* _WHAT THE TASK REQUIRES_: Retype the whole listing, please, keeping every line exact and dropping the pictures.

* _PROVIDED DATA_:
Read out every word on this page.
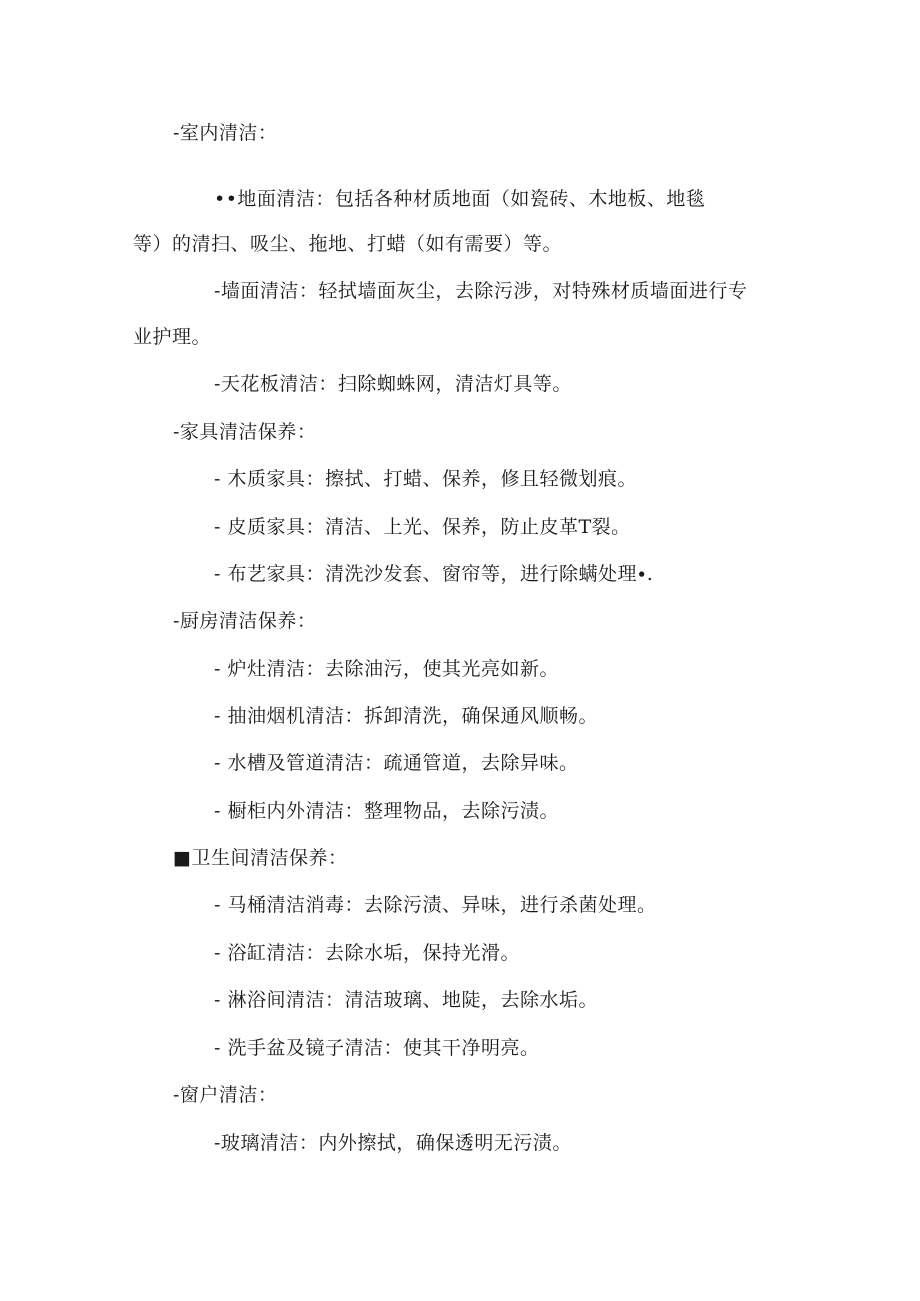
-室内清洁：
••地面清洁：包括各种材质地面（如瓷砖、木地板、地毯
等）的清扫、吸尘、拖地、打蜡（如有需要）等。
-墙面清洁：轻拭墙面灰尘，去除污涉，对特殊材质墙面进行专
业护理。
-天花板清洁：扫除蜘蛛网，清洁灯具等。
-家具清洁保养：
- 木质家具：擦拭、打蜡、保养，修且轻微划痕。
- 皮质家具：清洁、上光、保养，防止皮革T裂。
- 布艺家具：清洗沙发套、窗帘等，进行除螨处理∙.
-厨房清洁保养：
- 炉灶清洁：去除油污，使其光亮如新。
- 抽油烟机清洁：拆卸清洗，确保通风顺畅。
- 水槽及管道清洁：疏通管道，去除异味。
- 橱柜内外清洁：整理物品，去除污渍。
■卫生间清洁保养：
- 马桶清洁消毒：去除污渍、异味，进行杀菌处理。
- 浴缸清洁：去除水垢，保持光滑。
- 淋浴间清洁：清洁玻璃、地陡，去除水垢。
- 洗手盆及镜子清洁：使其干净明亮。
-窗户清洁：
-玻璃清洁：内外擦拭，确保透明无污渍。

* _RESPONSE_:
Read out every word on this page.
-室内清洁：
••地面清洁：包括各种材质地面（如瓷砖、木地板、地毯
等）的清扫、吸尘、拖地、打蜡（如有需要）等。
-墙面清洁：轻拭墙面灰尘，去除污涉，对特殊材质墙面进行专
业护理。
-天花板清洁：扫除蜘蛛网，清洁灯具等。
-家具清洁保养：
- 木质家具：擦拭、打蜡、保养，修且轻微划痕。
- 皮质家具：清洁、上光、保养，防止皮革T裂。
- 布艺家具：清洗沙发套、窗帘等，进行除螨处理∙.
-厨房清洁保养：
- 炉灶清洁：去除油污，使其光亮如新。
- 抽油烟机清洁：拆卸清洗，确保通风顺畅。
- 水槽及管道清洁：疏通管道，去除异味。
- 橱柜内外清洁：整理物品，去除污渍。
■卫生间清洁保养：
- 马桶清洁消毒：去除污渍、异味，进行杀菌处理。
- 浴缸清洁：去除水垢，保持光滑。
- 淋浴间清洁：清洁玻璃、地陡，去除水垢。
- 洗手盆及镜子清洁：使其干净明亮。
-窗户清洁：
-玻璃清洁：内外擦拭，确保透明无污渍。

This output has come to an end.